━━ Data provided

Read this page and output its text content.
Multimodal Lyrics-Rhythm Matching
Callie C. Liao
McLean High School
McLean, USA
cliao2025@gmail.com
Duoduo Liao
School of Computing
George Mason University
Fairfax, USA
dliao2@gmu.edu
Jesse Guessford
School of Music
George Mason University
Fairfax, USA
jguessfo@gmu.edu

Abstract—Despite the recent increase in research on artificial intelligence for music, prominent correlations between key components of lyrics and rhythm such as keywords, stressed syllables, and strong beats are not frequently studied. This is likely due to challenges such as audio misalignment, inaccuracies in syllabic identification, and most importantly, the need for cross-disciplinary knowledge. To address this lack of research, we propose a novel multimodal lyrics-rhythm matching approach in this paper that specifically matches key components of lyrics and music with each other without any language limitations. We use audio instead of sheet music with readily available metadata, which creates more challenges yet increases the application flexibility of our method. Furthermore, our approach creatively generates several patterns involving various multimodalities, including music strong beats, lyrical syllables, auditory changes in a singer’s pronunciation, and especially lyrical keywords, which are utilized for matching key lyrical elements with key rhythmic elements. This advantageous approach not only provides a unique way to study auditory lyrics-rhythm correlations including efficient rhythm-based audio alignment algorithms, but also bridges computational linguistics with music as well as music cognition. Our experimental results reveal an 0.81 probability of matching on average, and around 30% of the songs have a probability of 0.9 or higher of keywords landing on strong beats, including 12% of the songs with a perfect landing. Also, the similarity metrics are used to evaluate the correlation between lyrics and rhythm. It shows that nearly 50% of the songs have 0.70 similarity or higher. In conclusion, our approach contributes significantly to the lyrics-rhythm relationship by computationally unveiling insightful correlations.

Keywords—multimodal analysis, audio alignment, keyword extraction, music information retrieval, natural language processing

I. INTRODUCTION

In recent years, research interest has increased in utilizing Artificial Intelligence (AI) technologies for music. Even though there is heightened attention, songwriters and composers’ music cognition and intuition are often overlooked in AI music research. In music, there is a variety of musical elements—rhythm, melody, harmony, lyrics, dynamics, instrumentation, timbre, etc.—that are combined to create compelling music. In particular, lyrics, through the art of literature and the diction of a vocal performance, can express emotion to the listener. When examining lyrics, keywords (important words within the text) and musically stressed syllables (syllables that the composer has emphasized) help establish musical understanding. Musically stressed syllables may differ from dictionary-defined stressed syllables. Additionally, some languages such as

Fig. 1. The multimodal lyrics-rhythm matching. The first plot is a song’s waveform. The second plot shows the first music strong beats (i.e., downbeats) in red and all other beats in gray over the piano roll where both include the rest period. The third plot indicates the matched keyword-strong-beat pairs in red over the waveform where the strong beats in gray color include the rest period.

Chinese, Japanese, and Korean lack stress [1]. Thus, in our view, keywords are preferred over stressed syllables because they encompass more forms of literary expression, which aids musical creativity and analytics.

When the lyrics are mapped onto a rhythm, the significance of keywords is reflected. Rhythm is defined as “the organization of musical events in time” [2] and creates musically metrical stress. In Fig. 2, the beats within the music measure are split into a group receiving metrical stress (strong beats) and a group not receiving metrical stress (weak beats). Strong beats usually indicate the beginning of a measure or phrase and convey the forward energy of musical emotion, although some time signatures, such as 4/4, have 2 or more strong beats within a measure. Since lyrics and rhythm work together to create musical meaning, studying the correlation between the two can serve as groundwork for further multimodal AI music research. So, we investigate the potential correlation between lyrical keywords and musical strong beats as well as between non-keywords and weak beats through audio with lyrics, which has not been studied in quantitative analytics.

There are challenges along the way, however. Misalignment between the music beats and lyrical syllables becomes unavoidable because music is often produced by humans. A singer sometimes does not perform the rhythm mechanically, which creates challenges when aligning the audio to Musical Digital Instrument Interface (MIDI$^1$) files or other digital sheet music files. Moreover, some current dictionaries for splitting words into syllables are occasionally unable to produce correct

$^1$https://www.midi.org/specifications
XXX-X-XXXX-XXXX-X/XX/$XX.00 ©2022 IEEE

━━━━

- What is being asked -
Track down all lines above with the string "often" and copy them.

- Full solution -
In recent years, research interest has increased in utilizing Artificial Intelligence (AI) technologies for music. Even though there is heightened attention, songwriters and composers’ music cognition and intuition are often overlooked in AI music research. In music, there is a variety of musical elements—rhythm, melody, harmony, lyrics, dynamics, instrumentation, timbre, etc.—that are combined to create compelling music. In particular, lyrics, through the art of literature and the diction of a vocal performance, can express emotion to the listener. When examining lyrics, keywords (important words within the text) and musically stressed syllables (syllables that the composer has emphasized) help establish musical understanding. Musically stressed syllables may differ from dictionary-defined stressed syllables. Additionally, some languages such as
There are challenges along the way, however. Misalignment between the music beats and lyrical syllables becomes unavoidable because music is often produced by humans. A singer sometimes does not perform the rhythm mechanically, which creates challenges when aligning the audio to Musical Digital Instrument Interface (MIDI$^1$) files or other digital sheet music files. Moreover, some current dictionaries for splitting words into syllables are occasionally unable to produce correct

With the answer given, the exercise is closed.